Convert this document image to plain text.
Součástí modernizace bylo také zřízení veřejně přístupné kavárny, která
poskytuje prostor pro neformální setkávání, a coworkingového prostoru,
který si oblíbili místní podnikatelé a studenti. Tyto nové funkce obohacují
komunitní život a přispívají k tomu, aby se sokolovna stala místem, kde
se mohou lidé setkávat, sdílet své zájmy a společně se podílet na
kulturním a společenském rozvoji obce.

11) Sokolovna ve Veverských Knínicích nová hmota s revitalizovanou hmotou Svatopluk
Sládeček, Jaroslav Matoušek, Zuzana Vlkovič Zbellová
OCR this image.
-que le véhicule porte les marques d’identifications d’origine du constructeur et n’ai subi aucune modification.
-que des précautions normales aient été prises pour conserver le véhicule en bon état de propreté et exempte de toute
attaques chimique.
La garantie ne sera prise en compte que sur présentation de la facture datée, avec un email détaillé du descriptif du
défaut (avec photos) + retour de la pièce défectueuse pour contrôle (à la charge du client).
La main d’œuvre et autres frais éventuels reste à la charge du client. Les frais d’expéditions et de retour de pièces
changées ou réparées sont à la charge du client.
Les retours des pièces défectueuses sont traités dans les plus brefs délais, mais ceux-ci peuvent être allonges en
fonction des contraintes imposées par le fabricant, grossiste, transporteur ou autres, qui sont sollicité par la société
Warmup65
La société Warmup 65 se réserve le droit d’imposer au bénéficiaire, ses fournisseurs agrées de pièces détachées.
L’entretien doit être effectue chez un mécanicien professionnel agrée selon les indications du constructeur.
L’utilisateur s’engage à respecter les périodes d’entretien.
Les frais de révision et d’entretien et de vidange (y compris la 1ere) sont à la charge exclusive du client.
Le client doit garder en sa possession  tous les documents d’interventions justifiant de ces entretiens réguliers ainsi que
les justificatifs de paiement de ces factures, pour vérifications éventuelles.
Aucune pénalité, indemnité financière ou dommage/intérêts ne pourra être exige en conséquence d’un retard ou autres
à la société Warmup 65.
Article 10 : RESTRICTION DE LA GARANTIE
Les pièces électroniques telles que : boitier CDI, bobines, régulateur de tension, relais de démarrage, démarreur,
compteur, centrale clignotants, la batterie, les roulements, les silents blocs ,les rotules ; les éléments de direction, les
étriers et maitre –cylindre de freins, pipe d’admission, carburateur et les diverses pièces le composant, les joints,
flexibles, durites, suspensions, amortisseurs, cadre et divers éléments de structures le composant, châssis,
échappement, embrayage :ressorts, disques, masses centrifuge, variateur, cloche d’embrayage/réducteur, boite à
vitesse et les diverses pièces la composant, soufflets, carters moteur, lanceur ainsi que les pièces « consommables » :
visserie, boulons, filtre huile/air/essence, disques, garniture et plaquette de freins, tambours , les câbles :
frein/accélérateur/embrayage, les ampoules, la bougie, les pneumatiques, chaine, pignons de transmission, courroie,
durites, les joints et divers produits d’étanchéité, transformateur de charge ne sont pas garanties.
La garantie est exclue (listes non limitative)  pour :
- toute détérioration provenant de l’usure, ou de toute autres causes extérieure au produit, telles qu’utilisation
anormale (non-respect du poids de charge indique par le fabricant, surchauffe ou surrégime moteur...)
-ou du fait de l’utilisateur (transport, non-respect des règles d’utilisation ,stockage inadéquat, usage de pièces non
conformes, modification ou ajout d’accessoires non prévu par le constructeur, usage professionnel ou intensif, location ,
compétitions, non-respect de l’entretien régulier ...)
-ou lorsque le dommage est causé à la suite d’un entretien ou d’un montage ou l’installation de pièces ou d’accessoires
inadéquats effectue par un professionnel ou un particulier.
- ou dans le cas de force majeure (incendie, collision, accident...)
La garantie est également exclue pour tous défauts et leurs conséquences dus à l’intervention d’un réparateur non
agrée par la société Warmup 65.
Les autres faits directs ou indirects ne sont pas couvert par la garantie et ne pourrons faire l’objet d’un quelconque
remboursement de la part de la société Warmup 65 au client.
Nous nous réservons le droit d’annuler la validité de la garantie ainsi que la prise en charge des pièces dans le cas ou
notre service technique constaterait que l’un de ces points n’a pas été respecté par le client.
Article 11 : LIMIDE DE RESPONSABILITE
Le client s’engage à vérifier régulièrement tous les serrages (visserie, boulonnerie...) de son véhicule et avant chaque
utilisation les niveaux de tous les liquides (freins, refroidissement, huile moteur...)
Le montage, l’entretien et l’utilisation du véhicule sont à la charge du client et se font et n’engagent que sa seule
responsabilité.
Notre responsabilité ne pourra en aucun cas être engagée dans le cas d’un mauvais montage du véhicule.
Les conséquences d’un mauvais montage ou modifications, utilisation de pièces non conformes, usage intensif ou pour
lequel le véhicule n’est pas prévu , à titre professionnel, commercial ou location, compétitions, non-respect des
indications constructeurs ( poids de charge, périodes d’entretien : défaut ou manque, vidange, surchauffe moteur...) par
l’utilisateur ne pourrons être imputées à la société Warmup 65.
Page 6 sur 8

**AIM:** Go through the listing above and list every line that has the word "location".

**FINAL RESULT:**
conformes, modification ou ajout d’accessoires non prévu par le constructeur, usage professionnel ou intensif, location ,
lequel le véhicule n’est pas prévu , à titre professionnel, commercial ou location, compétitions, non-respect des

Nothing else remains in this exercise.